Task:
The data below must be copied in full and without any change.
--- Begin ---
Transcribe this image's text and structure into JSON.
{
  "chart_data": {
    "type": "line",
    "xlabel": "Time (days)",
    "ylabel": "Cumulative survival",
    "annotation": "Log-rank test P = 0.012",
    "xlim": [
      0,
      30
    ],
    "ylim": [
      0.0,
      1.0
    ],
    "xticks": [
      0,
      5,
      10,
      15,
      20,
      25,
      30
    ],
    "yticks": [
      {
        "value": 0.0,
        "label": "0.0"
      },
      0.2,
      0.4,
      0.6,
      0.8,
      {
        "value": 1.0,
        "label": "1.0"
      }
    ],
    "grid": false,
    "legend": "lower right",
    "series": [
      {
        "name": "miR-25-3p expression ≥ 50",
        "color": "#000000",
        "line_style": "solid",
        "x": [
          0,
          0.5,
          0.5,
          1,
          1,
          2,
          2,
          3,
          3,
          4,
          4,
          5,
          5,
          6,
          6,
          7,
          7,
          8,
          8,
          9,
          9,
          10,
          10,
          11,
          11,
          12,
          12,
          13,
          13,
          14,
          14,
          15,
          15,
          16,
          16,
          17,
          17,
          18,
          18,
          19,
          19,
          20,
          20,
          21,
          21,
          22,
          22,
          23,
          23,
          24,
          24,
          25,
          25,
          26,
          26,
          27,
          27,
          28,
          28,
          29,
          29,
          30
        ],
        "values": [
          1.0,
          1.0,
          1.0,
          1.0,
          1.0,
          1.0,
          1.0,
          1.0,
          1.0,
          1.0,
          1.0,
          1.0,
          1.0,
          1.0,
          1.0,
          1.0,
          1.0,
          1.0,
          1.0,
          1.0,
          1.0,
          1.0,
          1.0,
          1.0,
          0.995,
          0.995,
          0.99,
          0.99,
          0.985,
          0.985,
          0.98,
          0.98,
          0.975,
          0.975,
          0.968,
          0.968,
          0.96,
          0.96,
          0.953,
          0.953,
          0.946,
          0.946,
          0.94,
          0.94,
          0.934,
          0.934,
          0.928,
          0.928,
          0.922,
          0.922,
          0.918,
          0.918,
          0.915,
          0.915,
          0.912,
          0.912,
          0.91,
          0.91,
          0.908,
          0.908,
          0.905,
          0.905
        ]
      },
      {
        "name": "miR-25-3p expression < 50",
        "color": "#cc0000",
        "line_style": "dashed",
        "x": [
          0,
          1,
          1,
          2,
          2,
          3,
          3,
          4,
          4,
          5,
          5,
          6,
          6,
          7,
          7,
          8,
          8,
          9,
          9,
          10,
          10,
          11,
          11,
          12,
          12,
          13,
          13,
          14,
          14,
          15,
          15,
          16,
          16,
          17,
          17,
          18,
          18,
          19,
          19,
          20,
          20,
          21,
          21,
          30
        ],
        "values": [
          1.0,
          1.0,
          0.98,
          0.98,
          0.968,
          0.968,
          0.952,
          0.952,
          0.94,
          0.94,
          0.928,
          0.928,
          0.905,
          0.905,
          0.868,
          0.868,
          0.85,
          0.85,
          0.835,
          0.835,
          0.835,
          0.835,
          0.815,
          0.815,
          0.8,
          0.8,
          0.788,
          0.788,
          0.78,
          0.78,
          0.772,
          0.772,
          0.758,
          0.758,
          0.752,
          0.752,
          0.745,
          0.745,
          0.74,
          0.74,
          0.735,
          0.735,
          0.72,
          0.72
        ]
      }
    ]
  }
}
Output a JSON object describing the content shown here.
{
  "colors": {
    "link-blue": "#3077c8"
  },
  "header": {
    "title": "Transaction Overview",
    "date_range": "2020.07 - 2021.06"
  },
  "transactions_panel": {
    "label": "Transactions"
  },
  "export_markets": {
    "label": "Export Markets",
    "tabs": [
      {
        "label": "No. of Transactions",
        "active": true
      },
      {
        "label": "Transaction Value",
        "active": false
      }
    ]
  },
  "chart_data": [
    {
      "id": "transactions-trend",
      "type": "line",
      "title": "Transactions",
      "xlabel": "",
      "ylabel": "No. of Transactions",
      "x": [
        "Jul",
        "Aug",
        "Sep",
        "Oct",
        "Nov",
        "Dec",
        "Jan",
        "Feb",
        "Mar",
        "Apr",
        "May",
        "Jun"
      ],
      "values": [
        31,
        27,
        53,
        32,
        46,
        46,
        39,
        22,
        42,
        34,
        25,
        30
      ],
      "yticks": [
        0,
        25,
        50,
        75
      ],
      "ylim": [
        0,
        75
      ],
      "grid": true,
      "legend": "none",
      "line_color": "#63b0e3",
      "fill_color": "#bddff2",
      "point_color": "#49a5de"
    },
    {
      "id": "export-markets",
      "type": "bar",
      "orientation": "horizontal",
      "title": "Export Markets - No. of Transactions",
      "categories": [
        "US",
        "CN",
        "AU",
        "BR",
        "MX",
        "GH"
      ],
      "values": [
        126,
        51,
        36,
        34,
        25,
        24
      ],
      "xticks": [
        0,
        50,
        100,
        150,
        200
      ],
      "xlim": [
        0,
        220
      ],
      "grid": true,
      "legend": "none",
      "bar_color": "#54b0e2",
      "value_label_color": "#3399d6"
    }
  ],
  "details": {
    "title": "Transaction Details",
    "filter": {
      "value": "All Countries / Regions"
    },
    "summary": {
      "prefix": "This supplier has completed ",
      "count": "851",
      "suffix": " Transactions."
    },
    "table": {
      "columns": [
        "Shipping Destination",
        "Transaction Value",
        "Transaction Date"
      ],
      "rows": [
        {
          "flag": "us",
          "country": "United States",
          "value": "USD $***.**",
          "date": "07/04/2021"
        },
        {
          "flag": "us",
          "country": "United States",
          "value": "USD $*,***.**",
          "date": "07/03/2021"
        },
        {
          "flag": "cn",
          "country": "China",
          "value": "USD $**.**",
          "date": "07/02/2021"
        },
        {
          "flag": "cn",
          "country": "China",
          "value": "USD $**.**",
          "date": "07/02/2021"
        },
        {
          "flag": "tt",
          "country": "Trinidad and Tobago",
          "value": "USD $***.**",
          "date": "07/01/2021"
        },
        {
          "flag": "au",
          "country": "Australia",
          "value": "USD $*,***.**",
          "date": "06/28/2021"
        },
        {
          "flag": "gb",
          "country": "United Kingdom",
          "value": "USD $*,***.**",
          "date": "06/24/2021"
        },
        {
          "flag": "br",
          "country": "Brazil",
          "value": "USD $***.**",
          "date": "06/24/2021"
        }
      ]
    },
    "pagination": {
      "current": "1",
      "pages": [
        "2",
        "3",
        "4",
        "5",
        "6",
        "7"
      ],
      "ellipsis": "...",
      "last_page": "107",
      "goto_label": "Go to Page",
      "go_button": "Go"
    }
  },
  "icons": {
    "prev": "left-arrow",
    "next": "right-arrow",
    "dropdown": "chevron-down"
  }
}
--- End ---
The reply:
Transcribe this image's text and structure into JSON.
{
  "chart_data": {
    "type": "line",
    "xlabel": "Time (days)",
    "ylabel": "Cumulative survival",
    "annotation": "Log-rank test P = 0.012",
    "xlim": [
      0,
      30
    ],
    "ylim": [
      0.0,
      1.0
    ],
    "xticks": [
      0,
      5,
      10,
      15,
      20,
      25,
      30
    ],
    "yticks": [
      {
        "value": 0.0,
        "label": "0.0"
      },
      0.2,
      0.4,
      0.6,
      0.8,
      {
        "value": 1.0,
        "label": "1.0"
      }
    ],
    "grid": false,
    "legend": "lower right",
    "series": [
      {
        "name": "miR-25-3p expression ≥ 50",
        "color": "#000000",
        "line_style": "solid",
        "x": [
          0,
          0.5,
          0.5,
          1,
          1,
          2,
          2,
          3,
          3,
          4,
          4,
          5,
          5,
          6,
          6,
          7,
          7,
          8,
          8,
          9,
          9,
          10,
          10,
          11,
          11,
          12,
          12,
          13,
          13,
          14,
          14,
          15,
          15,
          16,
          16,
          17,
          17,
          18,
          18,
          19,
          19,
          20,
          20,
          21,
          21,
          22,
          22,
          23,
          23,
          24,
          24,
          25,
          25,
          26,
          26,
          27,
          27,
          28,
          28,
          29,
          29,
          30
        ],
        "values": [
          1.0,
          1.0,
          1.0,
          1.0,
          1.0,
          1.0,
          1.0,
          1.0,
          1.0,
          1.0,
          1.0,
          1.0,
          1.0,
          1.0,
          1.0,
          1.0,
          1.0,
          1.0,
          1.0,
          1.0,
          1.0,
          1.0,
          1.0,
          1.0,
          0.995,
          0.995,
          0.99,
          0.99,
          0.985,
          0.985,
          0.98,
          0.98,
          0.975,
          0.975,
          0.968,
          0.968,
          0.96,
          0.96,
          0.953,
          0.953,
          0.946,
          0.946,
          0.94,
          0.94,
          0.934,
          0.934,
          0.928,
          0.928,
          0.922,
          0.922,
          0.918,
          0.918,
          0.915,
          0.915,
          0.912,
          0.912,
          0.91,
          0.91,
          0.908,
          0.908,
          0.905,
          0.905
        ]
      },
      {
        "name": "miR-25-3p expression < 50",
        "color": "#cc0000",
        "line_style": "dashed",
        "x": [
          0,
          1,
          1,
          2,
          2,
          3,
          3,
          4,
          4,
          5,
          5,
          6,
          6,
          7,
          7,
          8,
          8,
          9,
          9,
          10,
          10,
          11,
          11,
          12,
          12,
          13,
          13,
          14,
          14,
          15,
          15,
          16,
          16,
          17,
          17,
          18,
          18,
          19,
          19,
          20,
          20,
          21,
          21,
          30
        ],
        "values": [
          1.0,
          1.0,
          0.98,
          0.98,
          0.968,
          0.968,
          0.952,
          0.952,
          0.94,
          0.94,
          0.928,
          0.928,
          0.905,
          0.905,
          0.868,
          0.868,
          0.85,
          0.85,
          0.835,
          0.835,
          0.835,
          0.835,
          0.815,
          0.815,
          0.8,
          0.8,
          0.788,
          0.788,
          0.78,
          0.78,
          0.772,
          0.772,
          0.758,
          0.758,
          0.752,
          0.752,
          0.745,
          0.745,
          0.74,
          0.74,
          0.735,
          0.735,
          0.72,
          0.72
        ]
      }
    ]
  }
}
Output a JSON object describing the content shown here.
{
  "colors": {
    "link-blue": "#3077c8"
  },
  "header": {
    "title": "Transaction Overview",
    "date_range": "2020.07 - 2021.06"
  },
  "transactions_panel": {
    "label": "Transactions"
  },
  "export_markets": {
    "label": "Export Markets",
    "tabs": [
      {
        "label": "No. of Transactions",
        "active": true
      },
      {
        "label": "Transaction Value",
        "active": false
      }
    ]
  },
  "chart_data": [
    {
      "id": "transactions-trend",
      "type": "line",
      "title": "Transactions",
      "xlabel": "",
      "ylabel": "No. of Transactions",
      "x": [
        "Jul",
        "Aug",
        "Sep",
        "Oct",
        "Nov",
        "Dec",
        "Jan",
        "Feb",
        "Mar",
        "Apr",
        "May",
        "Jun"
      ],
      "values": [
        31,
        27,
        53,
        32,
        46,
        46,
        39,
        22,
        42,
        34,
        25,
        30
      ],
      "yticks": [
        0,
        25,
        50,
        75
      ],
      "ylim": [
        0,
        75
      ],
      "grid": true,
      "legend": "none",
      "line_color": "#63b0e3",
      "fill_color": "#bddff2",
      "point_color": "#49a5de"
    },
    {
      "id": "export-markets",
      "type": "bar",
      "orientation": "horizontal",
      "title": "Export Markets - No. of Transactions",
      "categories": [
        "US",
        "CN",
        "AU",
        "BR",
        "MX",
        "GH"
      ],
      "values": [
        126,
        51,
        36,
        34,
        25,
        24
      ],
      "xticks": [
        0,
        50,
        100,
        150,
        200
      ],
      "xlim": [
        0,
        220
      ],
      "grid": true,
      "legend": "none",
      "bar_color": "#54b0e2",
      "value_label_color": "#3399d6"
    }
  ],
  "details": {
    "title": "Transaction Details",
    "filter": {
      "value": "All Countries / Regions"
    },
    "summary": {
      "prefix": "This supplier has completed ",
      "count": "851",
      "suffix": " Transactions."
    },
    "table": {
      "columns": [
        "Shipping Destination",
        "Transaction Value",
        "Transaction Date"
      ],
      "rows": [
        {
          "flag": "us",
          "country": "United States",
          "value": "USD $***.**",
          "date": "07/04/2021"
        },
        {
          "flag": "us",
          "country": "United States",
          "value": "USD $*,***.**",
          "date": "07/03/2021"
        },
        {
          "flag": "cn",
          "country": "China",
          "value": "USD $**.**",
          "date": "07/02/2021"
        },
        {
          "flag": "cn",
          "country": "China",
          "value": "USD $**.**",
          "date": "07/02/2021"
        },
        {
          "flag": "tt",
          "country": "Trinidad and Tobago",
          "value": "USD $***.**",
          "date": "07/01/2021"
        },
        {
          "flag": "au",
          "country": "Australia",
          "value": "USD $*,***.**",
          "date": "06/28/2021"
        },
        {
          "flag": "gb",
          "country": "United Kingdom",
          "value": "USD $*,***.**",
          "date": "06/24/2021"
        },
        {
          "flag": "br",
          "country": "Brazil",
          "value": "USD $***.**",
          "date": "06/24/2021"
        }
      ]
    },
    "pagination": {
      "current": "1",
      "pages": [
        "2",
        "3",
        "4",
        "5",
        "6",
        "7"
      ],
      "ellipsis": "...",
      "last_page": "107",
      "goto_label": "Go to Page",
      "go_button": "Go"
    }
  },
  "icons": {
    "prev": "left-arrow",
    "next": "right-arrow",
    "dropdown": "chevron-down"
  }
}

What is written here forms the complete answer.